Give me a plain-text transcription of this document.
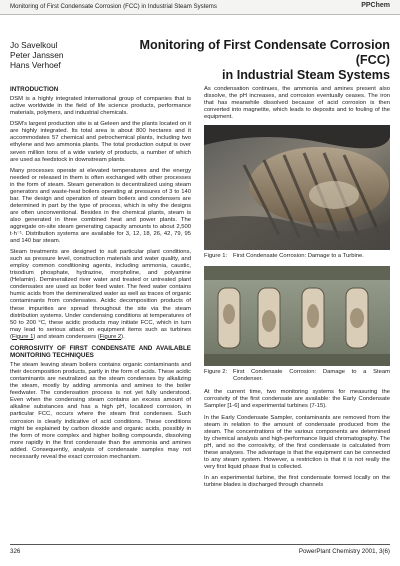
Monitoring of First Condensate Corrosion (FCC) in Industrial Steam Systems	PPChem
Jo Savelkoul
Peter Janssen
Hans Verhoef
Monitoring of First Condensate Corrosion (FCC)
in Industrial Steam Systems
INTRODUCTION

DSM is a highly integrated international group of companies that is active worldwide in the field of life science products, performance materials, polymers, and industrial chemicals.

DSM's largest production site is at Geleen and the plants located on it are highly integrated. Its total area is about 800 hectares and it accommodates 57 chemical and petrochemical plants, including two ethylene and two ammonia plants. The total production output is over seven million tons of a wide variety of products, a number of which are used as feedstock in downstream plants.

Many processes operate at elevated temperatures and the energy needed or released in them is often exchanged with other processes in the form of steam. Steam generation is decentralized using steam generators and waste-heat boilers operating at pressures of 3 to 140 bar. The design and operation of steam boilers and condensers are determined in part by the type of process, which is why the designs are often unconventional. Besides in the chemical plants, steam is also generated in three combined heat and power plants. The aggregate on-site steam generating capacity amounts to about 2,500 t·h⁻¹. Distribution systems are available for 3, 12, 18, 26, 42, 79, 95 and 140 bar steam.

Steam treatments are designed to suit particular plant conditions, such as pressure level, construction materials and water quality, and employ common conditioning agents, including ammonia, caustic, trisodium phosphate, hydrazine, morpholine, and polyamine (Helamin). Demineralized river water and treated or untreated plant condensates are used as boiler feed water. The feed water contains humic acids from the demineralized water as well as traces of organic contaminants from condensates. Acidic decomposition products of these impurities are spread throughout the site via the steam distribution systems. Under condensing conditions at temperatures of 50 to 200 °C, these acidic products may initiate FCC, which in turn may lead to serious attack on equipment items such as turbines (Figure 1) and steam condensers (Figure 2).

CORROSIVITY OF FIRST CONDENSATE AND AVAILABLE MONITORING TECHNIQUES

The steam leaving steam boilers contains organic contaminants and their decomposition products, partly in the form of acids. These acidic contaminants are neutralized as the steam condenses by alkalizing the steam, mostly by adding ammonia and amines to the boiler feedwater. The condensation process is not yet fully understood. Even when the condensing steam contains an excess amount of alkaline substances and has a high pH, localized corrosion, in particular FCC, occurs where the steam first condenses. Such corrosion is clearly indicative of acid conditions. These conditions might be explained by carbon dioxide and organic acids, possibly in the form of more complex and higher boiling compounds, dissolving more rapidly in the first condensate than the ammonia and amines added. Consequently, analysis of condensate samples may not necessarily reveal the exact corrosion mechanism.

As condensation continues, the ammonia and amines present also dissolve, the pH increases, and corrosion eventually ceases. The iron that has meanwhile dissolved because of acid corrosion is then converted into magnetite, which leads to deposits and to fouling of the equipment.

Figure 1:	First Condensate Corrosion: Damage to a Turbine.
Figure 2:	First Condensate Corrosion: Damage to a Steam Condenser.

At the current time, two monitoring systems for measuring the corrosivity of the first condensate are available: the Early Condensate Sampler [1-6] and experimental turbines (7-15).

In the Early Condensate Sampler, contaminants are removed from the steam in relation to the amount of condensate produced from the steam. The concentrations of the various components are determined by chemical analysis and high-performance liquid chromatography. The pH, and so the corrosivity, of the first condensate is calculated from these analyses. The advantage is that the equipment can be connected to any steam system. However, a restriction is that it is not really the very first liquid phase that is collected.

In an experimental turbine, the first condensate formed locally on the turbine blades is discharged through channels

326	PowerPlant Chemistry 2001, 3(6)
_ _ _ _ _
→ **REQUIRED TASK**: Quote the data above in full and without alteration; skip the pictures.

→ **RESPONSE TO THIS EXERCISE**:
Give me a plain-text transcription of this document.
Monitoring of First Condensate Corrosion (FCC) in Industrial Steam Systems	PPChem
Jo Savelkoul
Peter Janssen
Hans Verhoef
Monitoring of First Condensate Corrosion (FCC)
in Industrial Steam Systems
INTRODUCTION

DSM is a highly integrated international group of companies that is active worldwide in the field of life science products, performance materials, polymers, and industrial chemicals.

DSM's largest production site is at Geleen and the plants located on it are highly integrated. Its total area is about 800 hectares and it accommodates 57 chemical and petrochemical plants, including two ethylene and two ammonia plants. The total production output is over seven million tons of a wide variety of products, a number of which are used as feedstock in downstream plants.

Many processes operate at elevated temperatures and the energy needed or released in them is often exchanged with other processes in the form of steam. Steam generation is decentralized using steam generators and waste-heat boilers operating at pressures of 3 to 140 bar. The design and operation of steam boilers and condensers are determined in part by the type of process, which is why the designs are often unconventional. Besides in the chemical plants, steam is also generated in three combined heat and power plants. The aggregate on-site steam generating capacity amounts to about 2,500 t·h⁻¹. Distribution systems are available for 3, 12, 18, 26, 42, 79, 95 and 140 bar steam.

Steam treatments are designed to suit particular plant conditions, such as pressure level, construction materials and water quality, and employ common conditioning agents, including ammonia, caustic, trisodium phosphate, hydrazine, morpholine, and polyamine (Helamin). Demineralized river water and treated or untreated plant condensates are used as boiler feed water. The feed water contains humic acids from the demineralized water as well as traces of organic contaminants from condensates. Acidic decomposition products of these impurities are spread throughout the site via the steam distribution systems. Under condensing conditions at temperatures of 50 to 200 °C, these acidic products may initiate FCC, which in turn may lead to serious attack on equipment items such as turbines (Figure 1) and steam condensers (Figure 2).

CORROSIVITY OF FIRST CONDENSATE AND AVAILABLE MONITORING TECHNIQUES

The steam leaving steam boilers contains organic contaminants and their decomposition products, partly in the form of acids. These acidic contaminants are neutralized as the steam condenses by alkalizing the steam, mostly by adding ammonia and amines to the boiler feedwater. The condensation process is not yet fully understood. Even when the condensing steam contains an excess amount of alkaline substances and has a high pH, localized corrosion, in particular FCC, occurs where the steam first condenses. Such corrosion is clearly indicative of acid conditions. These conditions might be explained by carbon dioxide and organic acids, possibly in the form of more complex and higher boiling compounds, dissolving more rapidly in the first condensate than the ammonia and amines added. Consequently, analysis of condensate samples may not necessarily reveal the exact corrosion mechanism.

As condensation continues, the ammonia and amines present also dissolve, the pH increases, and corrosion eventually ceases. The iron that has meanwhile dissolved because of acid corrosion is then converted into magnetite, which leads to deposits and to fouling of the equipment.

Figure 1:	First Condensate Corrosion: Damage to a Turbine.
Figure 2:	First Condensate Corrosion: Damage to a Steam Condenser.

At the current time, two monitoring systems for measuring the corrosivity of the first condensate are available: the Early Condensate Sampler [1-6] and experimental turbines (7-15).

In the Early Condensate Sampler, contaminants are removed from the steam in relation to the amount of condensate produced from the steam. The concentrations of the various components are determined by chemical analysis and high-performance liquid chromatography. The pH, and so the corrosivity, of the first condensate is calculated from these analyses. The advantage is that the equipment can be connected to any steam system. However, a restriction is that it is not really the very first liquid phase that is collected.

In an experimental turbine, the first condensate formed locally on the turbine blades is discharged through channels

326	PowerPlant Chemistry 2001, 3(6)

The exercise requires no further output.